**TASK DESCRIPTION:**
Pictures do not belong in the copy; transcribe everything else in the records exactly.

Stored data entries
########

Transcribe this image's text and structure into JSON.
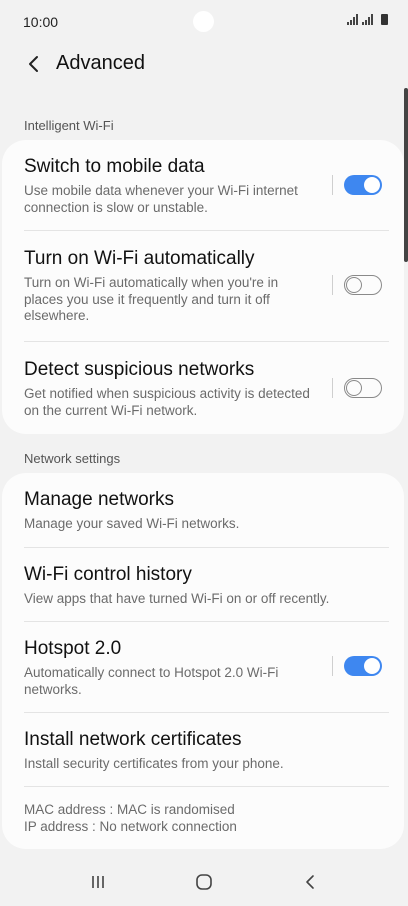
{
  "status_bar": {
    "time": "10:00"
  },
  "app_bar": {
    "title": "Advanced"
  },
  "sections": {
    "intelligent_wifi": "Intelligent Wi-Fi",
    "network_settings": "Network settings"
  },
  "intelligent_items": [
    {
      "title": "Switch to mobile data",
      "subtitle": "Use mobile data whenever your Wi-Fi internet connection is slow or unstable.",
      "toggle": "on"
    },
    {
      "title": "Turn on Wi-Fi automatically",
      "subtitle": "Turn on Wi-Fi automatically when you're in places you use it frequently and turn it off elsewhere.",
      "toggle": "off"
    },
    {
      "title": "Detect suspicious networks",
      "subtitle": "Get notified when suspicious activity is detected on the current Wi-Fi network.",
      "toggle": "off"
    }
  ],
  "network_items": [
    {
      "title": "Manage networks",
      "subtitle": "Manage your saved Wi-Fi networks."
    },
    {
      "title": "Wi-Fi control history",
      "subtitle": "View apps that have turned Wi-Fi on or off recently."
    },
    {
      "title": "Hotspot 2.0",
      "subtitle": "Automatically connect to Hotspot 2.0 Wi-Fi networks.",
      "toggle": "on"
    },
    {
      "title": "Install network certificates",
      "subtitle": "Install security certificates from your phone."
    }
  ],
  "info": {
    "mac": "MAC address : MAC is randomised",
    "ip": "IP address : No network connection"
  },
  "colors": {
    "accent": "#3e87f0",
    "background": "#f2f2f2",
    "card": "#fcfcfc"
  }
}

########

**COMPLETE OUTPUT:**
Transcribe this image's text and structure into JSON.
{
  "status_bar": {
    "time": "10:00"
  },
  "app_bar": {
    "title": "Advanced"
  },
  "sections": {
    "intelligent_wifi": "Intelligent Wi-Fi",
    "network_settings": "Network settings"
  },
  "intelligent_items": [
    {
      "title": "Switch to mobile data",
      "subtitle": "Use mobile data whenever your Wi-Fi internet connection is slow or unstable.",
      "toggle": "on"
    },
    {
      "title": "Turn on Wi-Fi automatically",
      "subtitle": "Turn on Wi-Fi automatically when you're in places you use it frequently and turn it off elsewhere.",
      "toggle": "off"
    },
    {
      "title": "Detect suspicious networks",
      "subtitle": "Get notified when suspicious activity is detected on the current Wi-Fi network.",
      "toggle": "off"
    }
  ],
  "network_items": [
    {
      "title": "Manage networks",
      "subtitle": "Manage your saved Wi-Fi networks."
    },
    {
      "title": "Wi-Fi control history",
      "subtitle": "View apps that have turned Wi-Fi on or off recently."
    },
    {
      "title": "Hotspot 2.0",
      "subtitle": "Automatically connect to Hotspot 2.0 Wi-Fi networks.",
      "toggle": "on"
    },
    {
      "title": "Install network certificates",
      "subtitle": "Install security certificates from your phone."
    }
  ],
  "info": {
    "mac": "MAC address : MAC is randomised",
    "ip": "IP address : No network connection"
  },
  "colors": {
    "accent": "#3e87f0",
    "background": "#f2f2f2",
    "card": "#fcfcfc"
  }
}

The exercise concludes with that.